* Start *

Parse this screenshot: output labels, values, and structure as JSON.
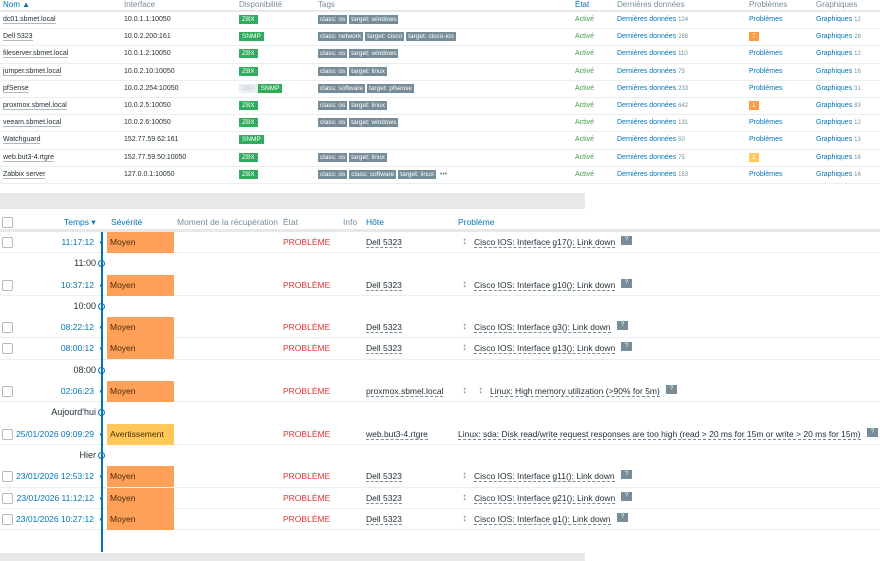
{
  "hosts": {
    "headers": {
      "name": "Nom ▲",
      "interface": "Interface",
      "availability": "Disponibilité",
      "tags": "Tags",
      "status": "État",
      "latest": "Dernières données",
      "problems": "Problèmes",
      "graphs": "Graphiques"
    },
    "rows": [
      {
        "name": "dc01.sbmet.local",
        "interface": "10.0.1.1:10050",
        "avail": [
          {
            "t": "ZBX",
            "on": true
          }
        ],
        "tags": [
          "class: os",
          "target: windows"
        ],
        "status": "Activé",
        "latest": "Dernières données",
        "latest_n": "124",
        "problems": "Problèmes",
        "graphs": "Graphiques",
        "graphs_n": "12"
      },
      {
        "name": "Dell 5323",
        "interface": "10.0.2.200:161",
        "avail": [
          {
            "t": "SNMP",
            "on": true
          }
        ],
        "tags": [
          "class: network",
          "target: cisco",
          "target: cisco-ios"
        ],
        "status": "Activé",
        "latest": "Dernières données",
        "latest_n": "288",
        "problems_badge": "7",
        "badge_color": "#ff9a45",
        "graphs": "Graphiques",
        "graphs_n": "28"
      },
      {
        "name": "fileserver.sbmet.local",
        "interface": "10.0.1.2:10050",
        "avail": [
          {
            "t": "ZBX",
            "on": true
          }
        ],
        "tags": [
          "class: os",
          "target: windows"
        ],
        "status": "Activé",
        "latest": "Dernières données",
        "latest_n": "110",
        "problems": "Problèmes",
        "graphs": "Graphiques",
        "graphs_n": "12"
      },
      {
        "name": "jumper.sbmet.local",
        "interface": "10.0.2.10:10050",
        "avail": [
          {
            "t": "ZBX",
            "on": true
          }
        ],
        "tags": [
          "class: os",
          "target: linux"
        ],
        "status": "Activé",
        "latest": "Dernières données",
        "latest_n": "75",
        "problems": "Problèmes",
        "graphs": "Graphiques",
        "graphs_n": "16"
      },
      {
        "name": "pfSense",
        "interface": "10.0.2.254:10050",
        "avail": [
          {
            "t": "ZBX",
            "on": false
          },
          {
            "t": "SNMP",
            "on": true
          }
        ],
        "tags": [
          "class: software",
          "target: pfsense"
        ],
        "status": "Activé",
        "latest": "Dernières données",
        "latest_n": "233",
        "problems": "Problèmes",
        "graphs": "Graphiques",
        "graphs_n": "31"
      },
      {
        "name": "proxmox.sbmel.local",
        "interface": "10.0.2.5:10050",
        "avail": [
          {
            "t": "ZBX",
            "on": true
          }
        ],
        "tags": [
          "class: os",
          "target: linux"
        ],
        "status": "Activé",
        "latest": "Dernières données",
        "latest_n": "642",
        "problems_badge": "1",
        "badge_color": "#ff9a45",
        "graphs": "Graphiques",
        "graphs_n": "83"
      },
      {
        "name": "veeam.sbmet.local",
        "interface": "10.0.2.6:10050",
        "avail": [
          {
            "t": "ZBX",
            "on": true
          }
        ],
        "tags": [
          "class: os",
          "target: windows"
        ],
        "status": "Activé",
        "latest": "Dernières données",
        "latest_n": "131",
        "problems": "Problèmes",
        "graphs": "Graphiques",
        "graphs_n": "12"
      },
      {
        "name": "Watchguard",
        "interface": "152.77.59.62:161",
        "avail": [
          {
            "t": "SNMP",
            "on": true
          }
        ],
        "tags": [],
        "status": "Activé",
        "latest": "Dernières données",
        "latest_n": "50",
        "problems": "Problèmes",
        "graphs": "Graphiques",
        "graphs_n": "13"
      },
      {
        "name": "web.but3-4.rtgre",
        "interface": "152.77.59.50:10050",
        "avail": [
          {
            "t": "ZBX",
            "on": true
          }
        ],
        "tags": [
          "class: os",
          "target: linux"
        ],
        "status": "Activé",
        "latest": "Dernières données",
        "latest_n": "75",
        "problems_badge": "1",
        "badge_color": "#ffc859",
        "graphs": "Graphiques",
        "graphs_n": "16"
      },
      {
        "name": "Zabbix server",
        "interface": "127.0.0.1:10050",
        "avail": [
          {
            "t": "ZBX",
            "on": true
          }
        ],
        "tags": [
          "class: os",
          "class: software",
          "target: linux"
        ],
        "more": "•••",
        "status": "Activé",
        "latest": "Dernières données",
        "latest_n": "153",
        "problems": "Problèmes",
        "graphs": "Graphiques",
        "graphs_n": "16"
      }
    ]
  },
  "events": {
    "headers": {
      "time": "Temps ▾",
      "severity": "Sévérité",
      "recovery": "Moment de la récupération",
      "status": "État",
      "info": "Info",
      "host": "Hôte",
      "problem": "Problème"
    },
    "colors": {
      "Moyen": "#ffa059",
      "Avertissement": "#ffc859"
    },
    "rows": [
      {
        "time": "11:17:12",
        "severity": "Moyen",
        "status": "PROBLÈME",
        "host": "Dell 5323",
        "arrows": 1,
        "problem": "Cisco IOS: Interface g17(): Link down"
      },
      {
        "label": "11:00"
      },
      {
        "time": "10:37:12",
        "severity": "Moyen",
        "status": "PROBLÈME",
        "host": "Dell 5323",
        "arrows": 1,
        "problem": "Cisco IOS: Interface g10(): Link down"
      },
      {
        "label": "10:00"
      },
      {
        "time": "08:22:12",
        "severity": "Moyen",
        "status": "PROBLÈME",
        "host": "Dell 5323",
        "arrows": 1,
        "problem": "Cisco IOS: Interface g3(): Link down"
      },
      {
        "time": "08:00:12",
        "severity": "Moyen",
        "status": "PROBLÈME",
        "host": "Dell 5323",
        "arrows": 1,
        "problem": "Cisco IOS: Interface g13(): Link down"
      },
      {
        "label": "08:00"
      },
      {
        "time": "02:06:23",
        "severity": "Moyen",
        "status": "PROBLÈME",
        "host": "proxmox.sbmel.local",
        "arrows": 2,
        "problem": "Linux: High memory utilization (>90% for 5m)"
      },
      {
        "label": "Aujourd'hui"
      },
      {
        "time": "25/01/2026 09:09:29",
        "severity": "Avertissement",
        "status": "PROBLÈME",
        "host": "web.but3-4.rtgre",
        "arrows": 0,
        "problem": "Linux: sda: Disk read/write request responses are too high (read > 20 ms for 15m or write > 20 ms for 15m)"
      },
      {
        "label": "Hier"
      },
      {
        "time": "23/01/2026 12:53:12",
        "severity": "Moyen",
        "status": "PROBLÈME",
        "host": "Dell 5323",
        "arrows": 1,
        "problem": "Cisco IOS: Interface g11(): Link down"
      },
      {
        "time": "23/01/2026 11:12:12",
        "severity": "Moyen",
        "status": "PROBLÈME",
        "host": "Dell 5323",
        "arrows": 1,
        "problem": "Cisco IOS: Interface g21(): Link down"
      },
      {
        "time": "23/01/2026 10:27:12",
        "severity": "Moyen",
        "status": "PROBLÈME",
        "host": "Dell 5323",
        "arrows": 1,
        "problem": "Cisco IOS: Interface g1(): Link down"
      }
    ]
  }
}
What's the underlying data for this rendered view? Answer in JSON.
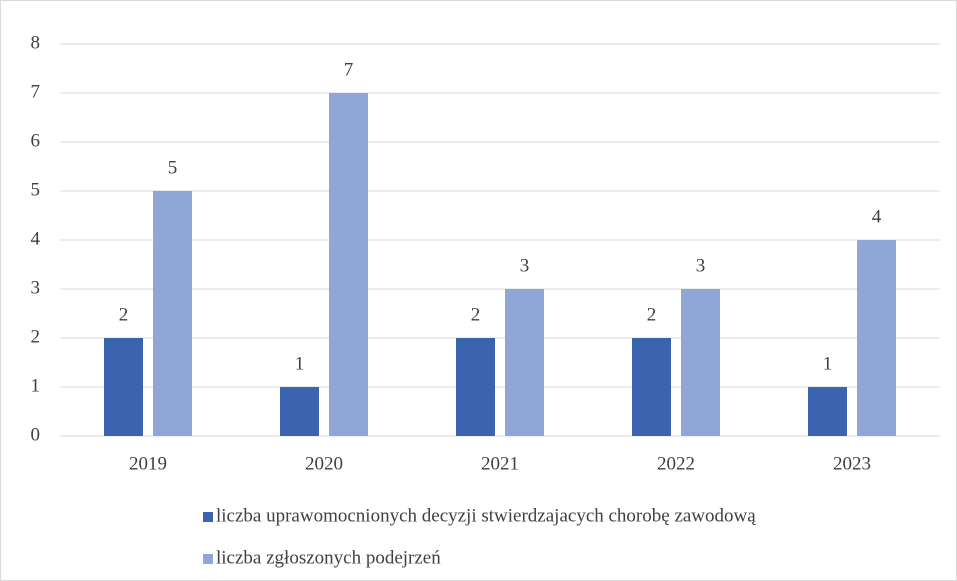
{
  "chart_data": {
    "type": "bar",
    "categories": [
      "2019",
      "2020",
      "2021",
      "2022",
      "2023"
    ],
    "series": [
      {
        "name": "liczba uprawomocnionych decyzji stwierdzajacych chorobę zawodową",
        "color": "#3c64ae",
        "values": [
          2,
          1,
          2,
          2,
          1
        ]
      },
      {
        "name": "liczba zgłoszonych podejrzeń",
        "color": "#8fa6d7",
        "values": [
          5,
          7,
          3,
          3,
          4
        ]
      }
    ],
    "ylim": [
      0,
      8
    ],
    "yticks": [
      0,
      1,
      2,
      3,
      4,
      5,
      6,
      7,
      8
    ],
    "grid": true,
    "legend": "bottom"
  }
}
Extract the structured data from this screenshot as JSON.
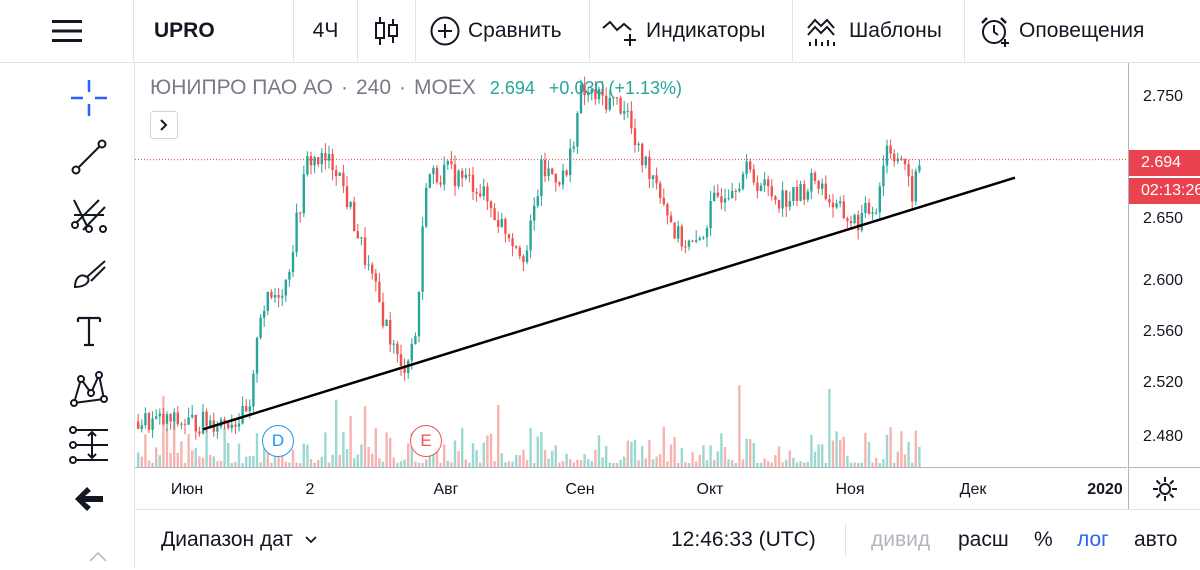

* End *

* Short problem: Gather up the lines that contain the word "rtgre".

* Result of the exercise:
        "name": "web.but3-4.rtgre",
        "host": "web.but3-4.rtgre",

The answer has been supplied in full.